STATED TASK = Return each line containing "written".

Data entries
-*-*-
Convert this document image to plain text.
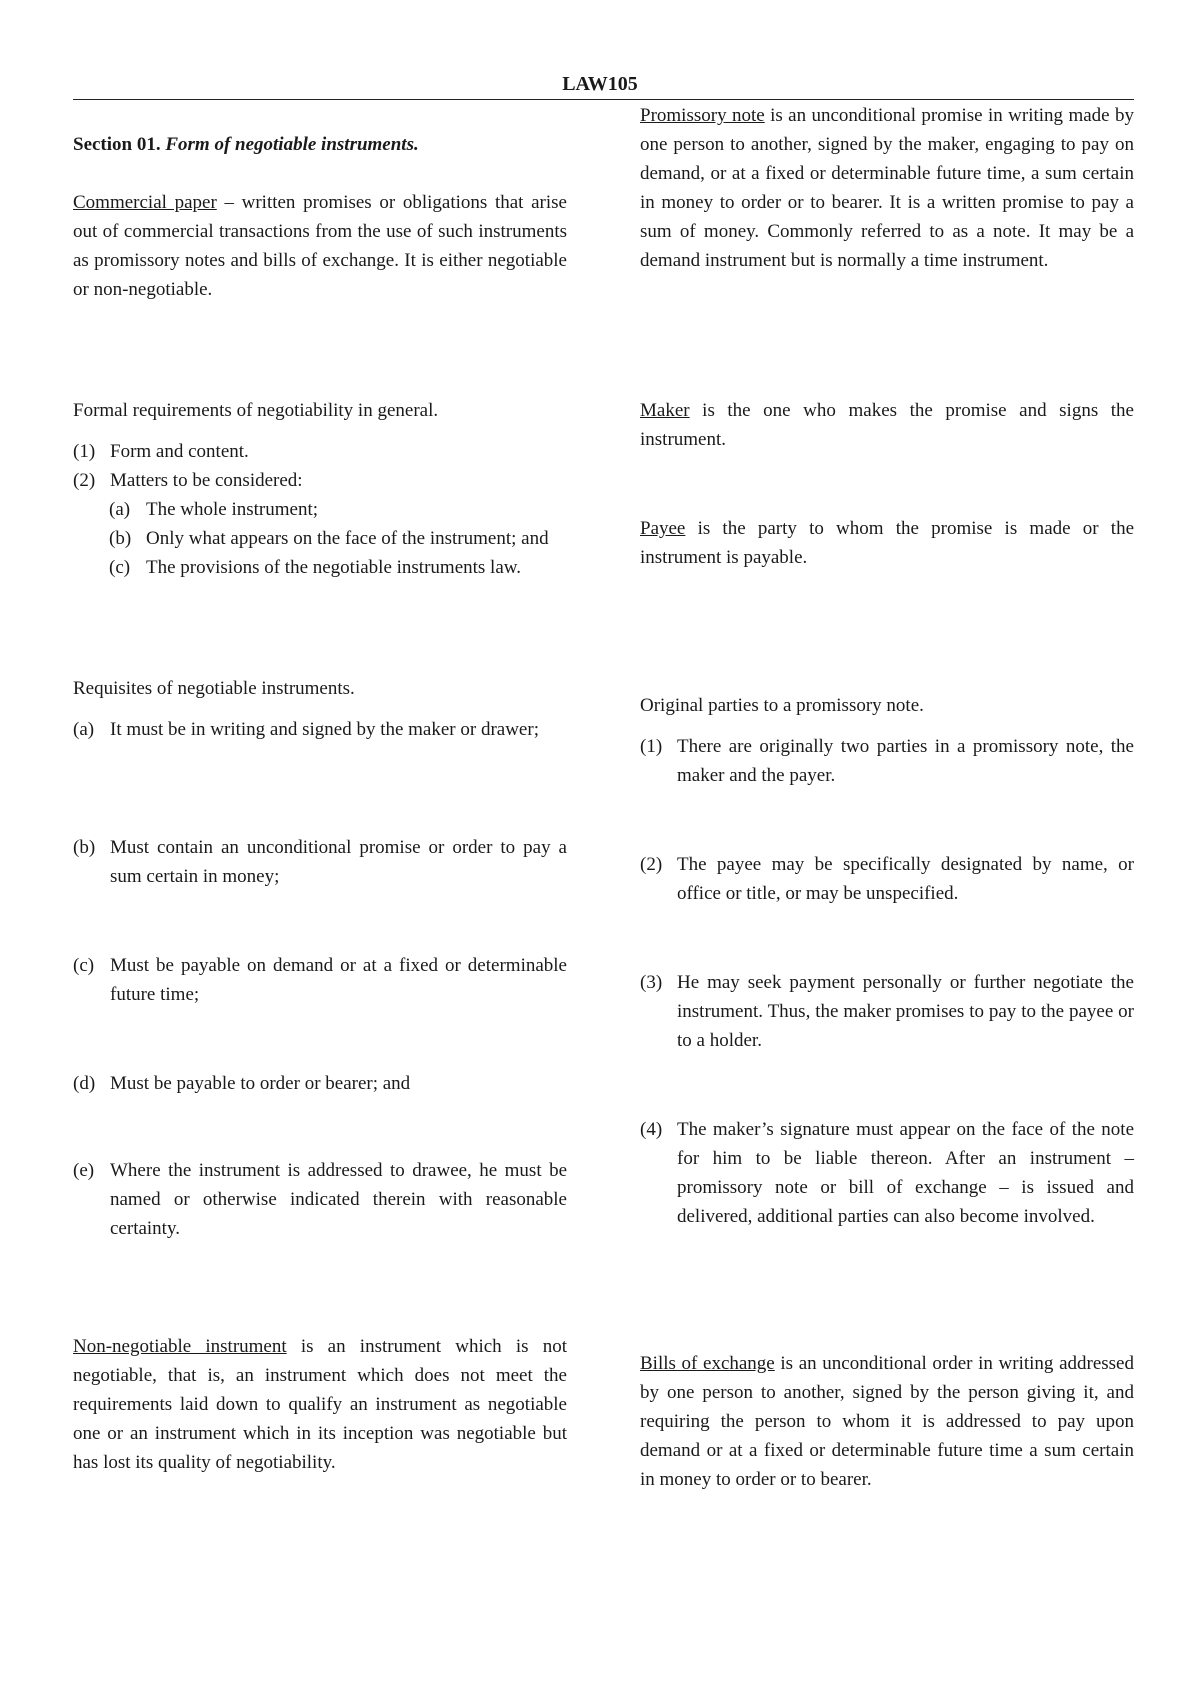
LAW105
Section 01. Form of negotiable instruments.
Commercial paper – written promises or obligations that arise out of commercial transactions from the use of such instruments as promissory notes and bills of exchange. It is either negotiable or non-negotiable.
Formal requirements of negotiability in general.
(1) Form and content.
(2) Matters to be considered:
(a) The whole instrument;
(b) Only what appears on the face of the instrument; and
(c) The provisions of the negotiable instruments law.
Requisites of negotiable instruments.
(a) It must be in writing and signed by the maker or drawer;
(b) Must contain an unconditional promise or order to pay a sum certain in money;
(c) Must be payable on demand or at a fixed or determinable future time;
(d) Must be payable to order or bearer; and
(e) Where the instrument is addressed to drawee, he must be named or otherwise indicated therein with reasonable certainty.
Non-negotiable instrument is an instrument which is not negotiable, that is, an instrument which does not meet the requirements laid down to qualify an instrument as negotiable one or an instrument which in its inception was negotiable but has lost its quality of negotiability.
Promissory note is an unconditional promise in writing made by one person to another, signed by the maker, engaging to pay on demand, or at a fixed or determinable future time, a sum certain in money to order or to bearer. It is a written promise to pay a sum of money. Commonly referred to as a note. It may be a demand instrument but is normally a time instrument.
Maker is the one who makes the promise and signs the instrument.
Payee is the party to whom the promise is made or the instrument is payable.
Original parties to a promissory note.
(1) There are originally two parties in a promissory note, the maker and the payer.
(2) The payee may be specifically designated by name, or office or title, or may be unspecified.
(3) He may seek payment personally or further negotiate the instrument. Thus, the maker promises to pay to the payee or to a holder.
(4) The maker’s signature must appear on the face of the note for him to be liable thereon. After an instrument – promissory note or bill of exchange – is issued and delivered, additional parties can also become involved.
Bills of exchange is an unconditional order in writing addressed by one person to another, signed by the person giving it, and requiring the person to whom it is addressed to pay upon demand or at a fixed or determinable future time a sum certain in money to order or to bearer.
-*-*-
ANSWER IN FULL =
Commercial paper – written promises or obligations that arise out of commercial transactions from the use of such instruments as promissory notes and bills of exchange. It is either negotiable or non-negotiable.
Promissory note is an unconditional promise in writing made by one person to another, signed by the maker, engaging to pay on demand, or at a fixed or determinable future time, a sum certain in money to order or to bearer. It is a written promise to pay a sum of money. Commonly referred to as a note. It may be a demand instrument but is normally a time instrument.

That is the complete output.